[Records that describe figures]
○ ○ ○ ○ ○ ○ ○
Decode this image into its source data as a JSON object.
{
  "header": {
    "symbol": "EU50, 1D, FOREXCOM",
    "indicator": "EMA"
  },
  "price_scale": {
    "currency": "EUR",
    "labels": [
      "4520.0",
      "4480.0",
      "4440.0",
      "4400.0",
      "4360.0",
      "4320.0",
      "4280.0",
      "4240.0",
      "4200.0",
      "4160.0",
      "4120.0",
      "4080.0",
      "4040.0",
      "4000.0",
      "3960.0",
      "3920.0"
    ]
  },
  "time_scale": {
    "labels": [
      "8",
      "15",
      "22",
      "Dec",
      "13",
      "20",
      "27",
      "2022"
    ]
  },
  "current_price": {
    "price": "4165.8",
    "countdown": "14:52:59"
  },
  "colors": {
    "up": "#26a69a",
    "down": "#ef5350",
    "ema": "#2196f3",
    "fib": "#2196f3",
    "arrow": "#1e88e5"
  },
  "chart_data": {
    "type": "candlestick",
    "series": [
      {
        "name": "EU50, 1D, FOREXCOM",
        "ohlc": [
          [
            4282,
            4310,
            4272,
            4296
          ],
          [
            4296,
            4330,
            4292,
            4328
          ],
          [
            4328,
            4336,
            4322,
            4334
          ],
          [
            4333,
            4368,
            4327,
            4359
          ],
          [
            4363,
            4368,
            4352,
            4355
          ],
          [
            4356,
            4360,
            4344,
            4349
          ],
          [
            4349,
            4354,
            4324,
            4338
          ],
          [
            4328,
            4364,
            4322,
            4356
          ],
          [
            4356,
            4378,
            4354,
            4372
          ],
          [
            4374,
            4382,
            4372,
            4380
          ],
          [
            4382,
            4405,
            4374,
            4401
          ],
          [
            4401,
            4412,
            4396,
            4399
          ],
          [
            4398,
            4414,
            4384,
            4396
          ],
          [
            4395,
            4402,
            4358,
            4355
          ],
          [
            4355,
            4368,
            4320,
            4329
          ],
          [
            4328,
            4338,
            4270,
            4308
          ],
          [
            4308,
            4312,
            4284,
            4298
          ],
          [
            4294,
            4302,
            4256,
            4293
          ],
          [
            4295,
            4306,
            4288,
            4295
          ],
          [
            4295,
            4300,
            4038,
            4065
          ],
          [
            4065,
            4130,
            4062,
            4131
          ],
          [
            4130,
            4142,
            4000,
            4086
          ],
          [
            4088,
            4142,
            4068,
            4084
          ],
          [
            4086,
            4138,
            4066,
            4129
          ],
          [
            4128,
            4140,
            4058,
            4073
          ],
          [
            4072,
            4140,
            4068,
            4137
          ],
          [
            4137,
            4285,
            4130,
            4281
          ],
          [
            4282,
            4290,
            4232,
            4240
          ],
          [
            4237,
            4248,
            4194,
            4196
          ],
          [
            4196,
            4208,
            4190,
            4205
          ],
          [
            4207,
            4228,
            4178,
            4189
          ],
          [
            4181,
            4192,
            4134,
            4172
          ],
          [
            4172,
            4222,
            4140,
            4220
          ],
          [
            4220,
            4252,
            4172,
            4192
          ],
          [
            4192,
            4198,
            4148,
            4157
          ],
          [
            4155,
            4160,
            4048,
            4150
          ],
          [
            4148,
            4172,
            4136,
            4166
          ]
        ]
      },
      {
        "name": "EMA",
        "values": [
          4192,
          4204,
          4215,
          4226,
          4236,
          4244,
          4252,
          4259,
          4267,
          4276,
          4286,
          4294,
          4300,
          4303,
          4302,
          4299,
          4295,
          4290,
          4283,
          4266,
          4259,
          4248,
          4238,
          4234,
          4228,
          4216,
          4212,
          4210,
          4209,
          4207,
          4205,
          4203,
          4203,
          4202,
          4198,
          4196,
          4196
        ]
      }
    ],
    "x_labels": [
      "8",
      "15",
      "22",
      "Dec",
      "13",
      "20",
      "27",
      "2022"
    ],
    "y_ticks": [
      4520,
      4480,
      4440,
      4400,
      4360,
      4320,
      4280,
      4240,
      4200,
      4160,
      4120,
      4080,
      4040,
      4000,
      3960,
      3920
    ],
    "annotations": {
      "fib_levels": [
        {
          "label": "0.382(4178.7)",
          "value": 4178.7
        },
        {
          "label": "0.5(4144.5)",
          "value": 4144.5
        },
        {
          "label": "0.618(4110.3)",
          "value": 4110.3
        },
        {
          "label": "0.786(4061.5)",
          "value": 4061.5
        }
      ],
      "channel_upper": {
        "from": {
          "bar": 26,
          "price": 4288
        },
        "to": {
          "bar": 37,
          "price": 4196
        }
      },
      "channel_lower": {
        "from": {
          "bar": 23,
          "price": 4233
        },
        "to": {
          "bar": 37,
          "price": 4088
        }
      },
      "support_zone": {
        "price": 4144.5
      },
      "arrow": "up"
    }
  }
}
○ ○ ○ ○ ○ ○ ○
Given problem
Write out the full set of records exactly as given.

Full response
Decode this image into its source data as a JSON object.
{
  "header": {
    "symbol": "EU50, 1D, FOREXCOM",
    "indicator": "EMA"
  },
  "price_scale": {
    "currency": "EUR",
    "labels": [
      "4520.0",
      "4480.0",
      "4440.0",
      "4400.0",
      "4360.0",
      "4320.0",
      "4280.0",
      "4240.0",
      "4200.0",
      "4160.0",
      "4120.0",
      "4080.0",
      "4040.0",
      "4000.0",
      "3960.0",
      "3920.0"
    ]
  },
  "time_scale": {
    "labels": [
      "8",
      "15",
      "22",
      "Dec",
      "13",
      "20",
      "27",
      "2022"
    ]
  },
  "current_price": {
    "price": "4165.8",
    "countdown": "14:52:59"
  },
  "colors": {
    "up": "#26a69a",
    "down": "#ef5350",
    "ema": "#2196f3",
    "fib": "#2196f3",
    "arrow": "#1e88e5"
  },
  "chart_data": {
    "type": "candlestick",
    "series": [
      {
        "name": "EU50, 1D, FOREXCOM",
        "ohlc": [
          [
            4282,
            4310,
            4272,
            4296
          ],
          [
            4296,
            4330,
            4292,
            4328
          ],
          [
            4328,
            4336,
            4322,
            4334
          ],
          [
            4333,
            4368,
            4327,
            4359
          ],
          [
            4363,
            4368,
            4352,
            4355
          ],
          [
            4356,
            4360,
            4344,
            4349
          ],
          [
            4349,
            4354,
            4324,
            4338
          ],
          [
            4328,
            4364,
            4322,
            4356
          ],
          [
            4356,
            4378,
            4354,
            4372
          ],
          [
            4374,
            4382,
            4372,
            4380
          ],
          [
            4382,
            4405,
            4374,
            4401
          ],
          [
            4401,
            4412,
            4396,
            4399
          ],
          [
            4398,
            4414,
            4384,
            4396
          ],
          [
            4395,
            4402,
            4358,
            4355
          ],
          [
            4355,
            4368,
            4320,
            4329
          ],
          [
            4328,
            4338,
            4270,
            4308
          ],
          [
            4308,
            4312,
            4284,
            4298
          ],
          [
            4294,
            4302,
            4256,
            4293
          ],
          [
            4295,
            4306,
            4288,
            4295
          ],
          [
            4295,
            4300,
            4038,
            4065
          ],
          [
            4065,
            4130,
            4062,
            4131
          ],
          [
            4130,
            4142,
            4000,
            4086
          ],
          [
            4088,
            4142,
            4068,
            4084
          ],
          [
            4086,
            4138,
            4066,
            4129
          ],
          [
            4128,
            4140,
            4058,
            4073
          ],
          [
            4072,
            4140,
            4068,
            4137
          ],
          [
            4137,
            4285,
            4130,
            4281
          ],
          [
            4282,
            4290,
            4232,
            4240
          ],
          [
            4237,
            4248,
            4194,
            4196
          ],
          [
            4196,
            4208,
            4190,
            4205
          ],
          [
            4207,
            4228,
            4178,
            4189
          ],
          [
            4181,
            4192,
            4134,
            4172
          ],
          [
            4172,
            4222,
            4140,
            4220
          ],
          [
            4220,
            4252,
            4172,
            4192
          ],
          [
            4192,
            4198,
            4148,
            4157
          ],
          [
            4155,
            4160,
            4048,
            4150
          ],
          [
            4148,
            4172,
            4136,
            4166
          ]
        ]
      },
      {
        "name": "EMA",
        "values": [
          4192,
          4204,
          4215,
          4226,
          4236,
          4244,
          4252,
          4259,
          4267,
          4276,
          4286,
          4294,
          4300,
          4303,
          4302,
          4299,
          4295,
          4290,
          4283,
          4266,
          4259,
          4248,
          4238,
          4234,
          4228,
          4216,
          4212,
          4210,
          4209,
          4207,
          4205,
          4203,
          4203,
          4202,
          4198,
          4196,
          4196
        ]
      }
    ],
    "x_labels": [
      "8",
      "15",
      "22",
      "Dec",
      "13",
      "20",
      "27",
      "2022"
    ],
    "y_ticks": [
      4520,
      4480,
      4440,
      4400,
      4360,
      4320,
      4280,
      4240,
      4200,
      4160,
      4120,
      4080,
      4040,
      4000,
      3960,
      3920
    ],
    "annotations": {
      "fib_levels": [
        {
          "label": "0.382(4178.7)",
          "value": 4178.7
        },
        {
          "label": "0.5(4144.5)",
          "value": 4144.5
        },
        {
          "label": "0.618(4110.3)",
          "value": 4110.3
        },
        {
          "label": "0.786(4061.5)",
          "value": 4061.5
        }
      ],
      "channel_upper": {
        "from": {
          "bar": 26,
          "price": 4288
        },
        "to": {
          "bar": 37,
          "price": 4196
        }
      },
      "channel_lower": {
        "from": {
          "bar": 23,
          "price": 4233
        },
        "to": {
          "bar": 37,
          "price": 4088
        }
      },
      "support_zone": {
        "price": 4144.5
      },
      "arrow": "up"
    }
  }
}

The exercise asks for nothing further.